= Exercise directions =
Gather all lines in the data that hold the string "name".

--- START ---

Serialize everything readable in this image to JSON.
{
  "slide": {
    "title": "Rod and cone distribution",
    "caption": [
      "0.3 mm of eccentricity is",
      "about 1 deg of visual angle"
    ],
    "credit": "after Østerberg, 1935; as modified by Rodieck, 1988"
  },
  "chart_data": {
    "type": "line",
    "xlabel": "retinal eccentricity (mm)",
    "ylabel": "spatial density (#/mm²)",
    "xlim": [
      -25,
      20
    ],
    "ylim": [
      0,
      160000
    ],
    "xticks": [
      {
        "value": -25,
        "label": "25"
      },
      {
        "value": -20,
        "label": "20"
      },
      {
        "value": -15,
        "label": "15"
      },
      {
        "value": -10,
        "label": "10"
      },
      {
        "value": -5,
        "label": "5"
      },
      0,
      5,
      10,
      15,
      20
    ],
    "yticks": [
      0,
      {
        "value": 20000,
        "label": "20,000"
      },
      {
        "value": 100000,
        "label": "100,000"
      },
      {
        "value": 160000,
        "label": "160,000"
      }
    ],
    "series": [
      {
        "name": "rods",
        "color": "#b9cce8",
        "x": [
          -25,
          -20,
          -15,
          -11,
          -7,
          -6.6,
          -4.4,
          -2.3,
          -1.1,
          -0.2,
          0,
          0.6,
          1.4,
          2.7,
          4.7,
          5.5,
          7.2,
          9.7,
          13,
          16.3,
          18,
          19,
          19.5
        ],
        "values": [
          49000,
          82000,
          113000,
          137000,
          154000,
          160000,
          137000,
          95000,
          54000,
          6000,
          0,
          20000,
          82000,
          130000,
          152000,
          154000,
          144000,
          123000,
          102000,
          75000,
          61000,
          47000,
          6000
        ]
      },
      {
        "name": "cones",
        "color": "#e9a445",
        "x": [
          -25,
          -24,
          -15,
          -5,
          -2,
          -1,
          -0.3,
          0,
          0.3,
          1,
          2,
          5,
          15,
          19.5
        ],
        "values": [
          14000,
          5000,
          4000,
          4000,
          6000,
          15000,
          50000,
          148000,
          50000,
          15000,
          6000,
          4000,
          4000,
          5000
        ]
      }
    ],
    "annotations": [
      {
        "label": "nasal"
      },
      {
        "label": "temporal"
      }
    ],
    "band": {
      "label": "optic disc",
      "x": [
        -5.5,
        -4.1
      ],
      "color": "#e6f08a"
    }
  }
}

--- END ---
--- START ---

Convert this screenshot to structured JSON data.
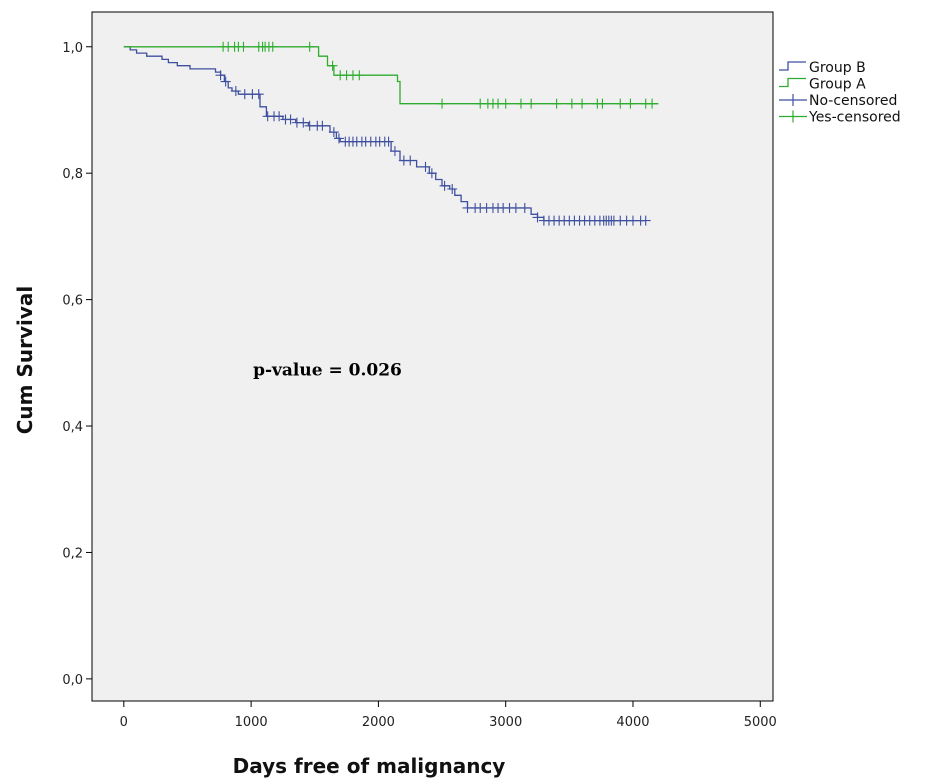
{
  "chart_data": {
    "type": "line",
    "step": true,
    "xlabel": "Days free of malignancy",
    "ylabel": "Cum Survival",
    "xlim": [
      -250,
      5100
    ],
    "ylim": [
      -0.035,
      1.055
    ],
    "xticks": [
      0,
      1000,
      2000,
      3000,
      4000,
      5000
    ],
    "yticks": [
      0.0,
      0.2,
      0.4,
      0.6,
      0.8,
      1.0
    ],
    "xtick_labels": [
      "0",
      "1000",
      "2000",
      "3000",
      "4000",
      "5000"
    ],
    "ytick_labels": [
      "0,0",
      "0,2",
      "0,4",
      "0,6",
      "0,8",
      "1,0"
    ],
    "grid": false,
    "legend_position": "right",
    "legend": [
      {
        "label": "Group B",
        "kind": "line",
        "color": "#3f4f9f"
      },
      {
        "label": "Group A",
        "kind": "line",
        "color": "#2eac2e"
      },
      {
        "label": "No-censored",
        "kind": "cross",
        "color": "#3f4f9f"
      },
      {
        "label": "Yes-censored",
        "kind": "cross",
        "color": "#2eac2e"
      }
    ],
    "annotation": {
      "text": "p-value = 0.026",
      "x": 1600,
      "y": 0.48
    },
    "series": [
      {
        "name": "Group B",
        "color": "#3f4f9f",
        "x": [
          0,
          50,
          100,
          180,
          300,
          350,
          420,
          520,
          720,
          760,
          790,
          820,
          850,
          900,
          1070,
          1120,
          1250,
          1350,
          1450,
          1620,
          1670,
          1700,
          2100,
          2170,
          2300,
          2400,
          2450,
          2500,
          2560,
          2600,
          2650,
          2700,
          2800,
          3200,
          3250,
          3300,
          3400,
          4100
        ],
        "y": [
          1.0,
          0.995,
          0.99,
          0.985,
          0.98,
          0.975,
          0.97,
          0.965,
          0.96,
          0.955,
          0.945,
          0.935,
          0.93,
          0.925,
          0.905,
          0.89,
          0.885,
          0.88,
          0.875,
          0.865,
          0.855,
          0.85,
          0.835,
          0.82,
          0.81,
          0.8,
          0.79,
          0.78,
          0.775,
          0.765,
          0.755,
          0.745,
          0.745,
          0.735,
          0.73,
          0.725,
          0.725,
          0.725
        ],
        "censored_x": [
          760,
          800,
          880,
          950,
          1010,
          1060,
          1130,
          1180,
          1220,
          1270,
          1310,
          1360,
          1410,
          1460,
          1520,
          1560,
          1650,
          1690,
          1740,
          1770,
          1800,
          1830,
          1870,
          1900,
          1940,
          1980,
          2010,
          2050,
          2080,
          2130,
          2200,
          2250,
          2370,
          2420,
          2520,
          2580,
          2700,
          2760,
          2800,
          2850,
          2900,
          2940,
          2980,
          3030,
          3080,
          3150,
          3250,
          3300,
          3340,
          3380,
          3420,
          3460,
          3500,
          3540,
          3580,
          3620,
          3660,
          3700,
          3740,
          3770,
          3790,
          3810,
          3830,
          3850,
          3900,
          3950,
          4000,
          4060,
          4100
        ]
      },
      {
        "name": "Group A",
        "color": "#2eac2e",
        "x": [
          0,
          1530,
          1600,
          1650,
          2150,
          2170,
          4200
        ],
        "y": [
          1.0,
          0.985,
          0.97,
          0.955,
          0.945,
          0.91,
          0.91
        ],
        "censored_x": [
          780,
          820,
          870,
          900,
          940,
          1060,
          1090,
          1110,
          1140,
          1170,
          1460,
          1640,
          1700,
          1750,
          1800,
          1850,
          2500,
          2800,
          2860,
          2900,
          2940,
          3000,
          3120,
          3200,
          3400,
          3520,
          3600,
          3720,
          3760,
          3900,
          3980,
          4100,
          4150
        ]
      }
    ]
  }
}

--- END ---

= Reply =
        "name": "rods",
        "name": "cones",
        "name": "Group B",
        "name": "Group A",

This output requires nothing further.